Structured figure records:

○ ○ ○ ○ ○ ○ ○

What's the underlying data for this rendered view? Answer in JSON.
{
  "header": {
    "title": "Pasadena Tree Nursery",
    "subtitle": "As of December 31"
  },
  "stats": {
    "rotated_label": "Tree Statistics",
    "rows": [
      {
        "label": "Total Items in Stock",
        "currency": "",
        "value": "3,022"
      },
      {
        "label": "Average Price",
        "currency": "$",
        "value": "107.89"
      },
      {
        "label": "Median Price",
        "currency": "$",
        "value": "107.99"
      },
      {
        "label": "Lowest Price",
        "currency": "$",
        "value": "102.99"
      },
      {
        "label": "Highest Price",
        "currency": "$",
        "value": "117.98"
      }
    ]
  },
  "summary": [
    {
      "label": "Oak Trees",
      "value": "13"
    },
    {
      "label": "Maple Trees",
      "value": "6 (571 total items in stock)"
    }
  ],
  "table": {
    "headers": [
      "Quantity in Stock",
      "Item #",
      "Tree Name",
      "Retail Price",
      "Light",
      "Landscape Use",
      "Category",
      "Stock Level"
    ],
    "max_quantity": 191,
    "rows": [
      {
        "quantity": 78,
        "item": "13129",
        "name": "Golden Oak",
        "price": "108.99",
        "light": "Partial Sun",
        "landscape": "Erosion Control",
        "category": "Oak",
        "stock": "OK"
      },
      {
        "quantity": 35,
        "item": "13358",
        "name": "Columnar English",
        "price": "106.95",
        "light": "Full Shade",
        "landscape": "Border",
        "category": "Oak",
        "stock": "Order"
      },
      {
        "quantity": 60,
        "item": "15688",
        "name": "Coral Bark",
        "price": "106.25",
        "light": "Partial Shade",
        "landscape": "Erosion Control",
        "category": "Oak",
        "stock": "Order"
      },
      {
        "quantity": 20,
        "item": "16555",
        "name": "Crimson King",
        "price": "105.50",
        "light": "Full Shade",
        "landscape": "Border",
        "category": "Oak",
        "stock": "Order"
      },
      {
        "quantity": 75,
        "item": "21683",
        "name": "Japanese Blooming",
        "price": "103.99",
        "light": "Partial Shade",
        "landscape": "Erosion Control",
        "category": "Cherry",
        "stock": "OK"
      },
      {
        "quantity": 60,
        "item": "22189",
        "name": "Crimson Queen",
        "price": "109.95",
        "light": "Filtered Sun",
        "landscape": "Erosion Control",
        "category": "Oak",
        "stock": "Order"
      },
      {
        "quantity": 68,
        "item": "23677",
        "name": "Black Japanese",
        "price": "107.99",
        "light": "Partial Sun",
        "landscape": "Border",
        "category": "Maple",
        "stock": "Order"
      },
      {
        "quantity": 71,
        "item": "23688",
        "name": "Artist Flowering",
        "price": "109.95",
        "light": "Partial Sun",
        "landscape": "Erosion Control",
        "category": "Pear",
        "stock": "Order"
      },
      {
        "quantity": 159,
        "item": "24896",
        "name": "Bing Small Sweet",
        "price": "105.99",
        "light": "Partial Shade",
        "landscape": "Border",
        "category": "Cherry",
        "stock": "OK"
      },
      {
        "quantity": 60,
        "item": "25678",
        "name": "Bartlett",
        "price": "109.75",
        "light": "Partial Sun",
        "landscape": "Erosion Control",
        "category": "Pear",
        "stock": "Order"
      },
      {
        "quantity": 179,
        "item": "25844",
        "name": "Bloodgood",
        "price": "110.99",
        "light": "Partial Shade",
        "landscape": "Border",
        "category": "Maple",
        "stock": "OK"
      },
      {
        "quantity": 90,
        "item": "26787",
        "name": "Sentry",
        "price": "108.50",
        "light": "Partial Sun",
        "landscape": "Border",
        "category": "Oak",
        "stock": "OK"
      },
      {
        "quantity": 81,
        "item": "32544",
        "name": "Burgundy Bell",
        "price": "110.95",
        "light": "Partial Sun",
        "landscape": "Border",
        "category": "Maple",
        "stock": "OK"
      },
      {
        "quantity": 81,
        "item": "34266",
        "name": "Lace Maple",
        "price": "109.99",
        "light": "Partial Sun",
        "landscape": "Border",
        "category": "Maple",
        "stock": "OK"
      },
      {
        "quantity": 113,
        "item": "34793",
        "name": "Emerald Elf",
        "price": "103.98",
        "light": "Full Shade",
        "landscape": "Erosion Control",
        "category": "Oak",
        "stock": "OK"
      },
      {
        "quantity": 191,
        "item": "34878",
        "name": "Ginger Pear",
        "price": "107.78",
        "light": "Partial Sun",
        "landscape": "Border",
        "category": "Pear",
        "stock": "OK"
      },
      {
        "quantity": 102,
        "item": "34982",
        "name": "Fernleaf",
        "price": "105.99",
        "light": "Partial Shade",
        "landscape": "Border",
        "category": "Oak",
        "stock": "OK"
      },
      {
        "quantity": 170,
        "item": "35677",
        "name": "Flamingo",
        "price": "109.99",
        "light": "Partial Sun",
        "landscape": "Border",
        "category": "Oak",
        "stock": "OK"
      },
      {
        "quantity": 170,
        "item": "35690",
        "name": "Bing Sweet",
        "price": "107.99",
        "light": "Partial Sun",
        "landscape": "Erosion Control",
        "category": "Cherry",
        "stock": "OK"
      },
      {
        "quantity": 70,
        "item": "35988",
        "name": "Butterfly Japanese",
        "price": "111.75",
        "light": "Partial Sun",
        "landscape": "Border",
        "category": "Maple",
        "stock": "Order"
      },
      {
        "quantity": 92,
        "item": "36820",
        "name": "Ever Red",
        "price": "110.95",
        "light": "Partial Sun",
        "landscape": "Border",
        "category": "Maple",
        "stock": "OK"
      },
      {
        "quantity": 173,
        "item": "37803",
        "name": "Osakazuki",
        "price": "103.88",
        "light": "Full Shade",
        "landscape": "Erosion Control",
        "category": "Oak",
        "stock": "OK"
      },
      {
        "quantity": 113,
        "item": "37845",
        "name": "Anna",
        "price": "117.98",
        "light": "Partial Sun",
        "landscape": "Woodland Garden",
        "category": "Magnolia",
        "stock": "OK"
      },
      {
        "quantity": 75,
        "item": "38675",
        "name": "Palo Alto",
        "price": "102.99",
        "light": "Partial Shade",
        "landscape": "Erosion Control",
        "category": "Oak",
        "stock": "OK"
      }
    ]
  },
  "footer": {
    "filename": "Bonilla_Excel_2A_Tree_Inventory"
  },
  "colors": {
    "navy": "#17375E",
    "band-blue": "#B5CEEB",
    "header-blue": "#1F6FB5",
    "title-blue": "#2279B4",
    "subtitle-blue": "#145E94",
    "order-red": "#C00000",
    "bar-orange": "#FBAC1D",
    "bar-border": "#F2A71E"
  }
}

○ ○ ○ ○ ○ ○ ○

DESCRIPTION OF THE TASK
Your task is to extract all of the records exactly.

TASK RESPONSE
What's the underlying data for this rendered view? Answer in JSON.
{
  "header": {
    "title": "Pasadena Tree Nursery",
    "subtitle": "As of December 31"
  },
  "stats": {
    "rotated_label": "Tree Statistics",
    "rows": [
      {
        "label": "Total Items in Stock",
        "currency": "",
        "value": "3,022"
      },
      {
        "label": "Average Price",
        "currency": "$",
        "value": "107.89"
      },
      {
        "label": "Median Price",
        "currency": "$",
        "value": "107.99"
      },
      {
        "label": "Lowest Price",
        "currency": "$",
        "value": "102.99"
      },
      {
        "label": "Highest Price",
        "currency": "$",
        "value": "117.98"
      }
    ]
  },
  "summary": [
    {
      "label": "Oak Trees",
      "value": "13"
    },
    {
      "label": "Maple Trees",
      "value": "6 (571 total items in stock)"
    }
  ],
  "table": {
    "headers": [
      "Quantity in Stock",
      "Item #",
      "Tree Name",
      "Retail Price",
      "Light",
      "Landscape Use",
      "Category",
      "Stock Level"
    ],
    "max_quantity": 191,
    "rows": [
      {
        "quantity": 78,
        "item": "13129",
        "name": "Golden Oak",
        "price": "108.99",
        "light": "Partial Sun",
        "landscape": "Erosion Control",
        "category": "Oak",
        "stock": "OK"
      },
      {
        "quantity": 35,
        "item": "13358",
        "name": "Columnar English",
        "price": "106.95",
        "light": "Full Shade",
        "landscape": "Border",
        "category": "Oak",
        "stock": "Order"
      },
      {
        "quantity": 60,
        "item": "15688",
        "name": "Coral Bark",
        "price": "106.25",
        "light": "Partial Shade",
        "landscape": "Erosion Control",
        "category": "Oak",
        "stock": "Order"
      },
      {
        "quantity": 20,
        "item": "16555",
        "name": "Crimson King",
        "price": "105.50",
        "light": "Full Shade",
        "landscape": "Border",
        "category": "Oak",
        "stock": "Order"
      },
      {
        "quantity": 75,
        "item": "21683",
        "name": "Japanese Blooming",
        "price": "103.99",
        "light": "Partial Shade",
        "landscape": "Erosion Control",
        "category": "Cherry",
        "stock": "OK"
      },
      {
        "quantity": 60,
        "item": "22189",
        "name": "Crimson Queen",
        "price": "109.95",
        "light": "Filtered Sun",
        "landscape": "Erosion Control",
        "category": "Oak",
        "stock": "Order"
      },
      {
        "quantity": 68,
        "item": "23677",
        "name": "Black Japanese",
        "price": "107.99",
        "light": "Partial Sun",
        "landscape": "Border",
        "category": "Maple",
        "stock": "Order"
      },
      {
        "quantity": 71,
        "item": "23688",
        "name": "Artist Flowering",
        "price": "109.95",
        "light": "Partial Sun",
        "landscape": "Erosion Control",
        "category": "Pear",
        "stock": "Order"
      },
      {
        "quantity": 159,
        "item": "24896",
        "name": "Bing Small Sweet",
        "price": "105.99",
        "light": "Partial Shade",
        "landscape": "Border",
        "category": "Cherry",
        "stock": "OK"
      },
      {
        "quantity": 60,
        "item": "25678",
        "name": "Bartlett",
        "price": "109.75",
        "light": "Partial Sun",
        "landscape": "Erosion Control",
        "category": "Pear",
        "stock": "Order"
      },
      {
        "quantity": 179,
        "item": "25844",
        "name": "Bloodgood",
        "price": "110.99",
        "light": "Partial Shade",
        "landscape": "Border",
        "category": "Maple",
        "stock": "OK"
      },
      {
        "quantity": 90,
        "item": "26787",
        "name": "Sentry",
        "price": "108.50",
        "light": "Partial Sun",
        "landscape": "Border",
        "category": "Oak",
        "stock": "OK"
      },
      {
        "quantity": 81,
        "item": "32544",
        "name": "Burgundy Bell",
        "price": "110.95",
        "light": "Partial Sun",
        "landscape": "Border",
        "category": "Maple",
        "stock": "OK"
      },
      {
        "quantity": 81,
        "item": "34266",
        "name": "Lace Maple",
        "price": "109.99",
        "light": "Partial Sun",
        "landscape": "Border",
        "category": "Maple",
        "stock": "OK"
      },
      {
        "quantity": 113,
        "item": "34793",
        "name": "Emerald Elf",
        "price": "103.98",
        "light": "Full Shade",
        "landscape": "Erosion Control",
        "category": "Oak",
        "stock": "OK"
      },
      {
        "quantity": 191,
        "item": "34878",
        "name": "Ginger Pear",
        "price": "107.78",
        "light": "Partial Sun",
        "landscape": "Border",
        "category": "Pear",
        "stock": "OK"
      },
      {
        "quantity": 102,
        "item": "34982",
        "name": "Fernleaf",
        "price": "105.99",
        "light": "Partial Shade",
        "landscape": "Border",
        "category": "Oak",
        "stock": "OK"
      },
      {
        "quantity": 170,
        "item": "35677",
        "name": "Flamingo",
        "price": "109.99",
        "light": "Partial Sun",
        "landscape": "Border",
        "category": "Oak",
        "stock": "OK"
      },
      {
        "quantity": 170,
        "item": "35690",
        "name": "Bing Sweet",
        "price": "107.99",
        "light": "Partial Sun",
        "landscape": "Erosion Control",
        "category": "Cherry",
        "stock": "OK"
      },
      {
        "quantity": 70,
        "item": "35988",
        "name": "Butterfly Japanese",
        "price": "111.75",
        "light": "Partial Sun",
        "landscape": "Border",
        "category": "Maple",
        "stock": "Order"
      },
      {
        "quantity": 92,
        "item": "36820",
        "name": "Ever Red",
        "price": "110.95",
        "light": "Partial Sun",
        "landscape": "Border",
        "category": "Maple",
        "stock": "OK"
      },
      {
        "quantity": 173,
        "item": "37803",
        "name": "Osakazuki",
        "price": "103.88",
        "light": "Full Shade",
        "landscape": "Erosion Control",
        "category": "Oak",
        "stock": "OK"
      },
      {
        "quantity": 113,
        "item": "37845",
        "name": "Anna",
        "price": "117.98",
        "light": "Partial Sun",
        "landscape": "Woodland Garden",
        "category": "Magnolia",
        "stock": "OK"
      },
      {
        "quantity": 75,
        "item": "38675",
        "name": "Palo Alto",
        "price": "102.99",
        "light": "Partial Shade",
        "landscape": "Erosion Control",
        "category": "Oak",
        "stock": "OK"
      }
    ]
  },
  "footer": {
    "filename": "Bonilla_Excel_2A_Tree_Inventory"
  },
  "colors": {
    "navy": "#17375E",
    "band-blue": "#B5CEEB",
    "header-blue": "#1F6FB5",
    "title-blue": "#2279B4",
    "subtitle-blue": "#145E94",
    "order-red": "#C00000",
    "bar-orange": "#FBAC1D",
    "bar-border": "#F2A71E"
  }
}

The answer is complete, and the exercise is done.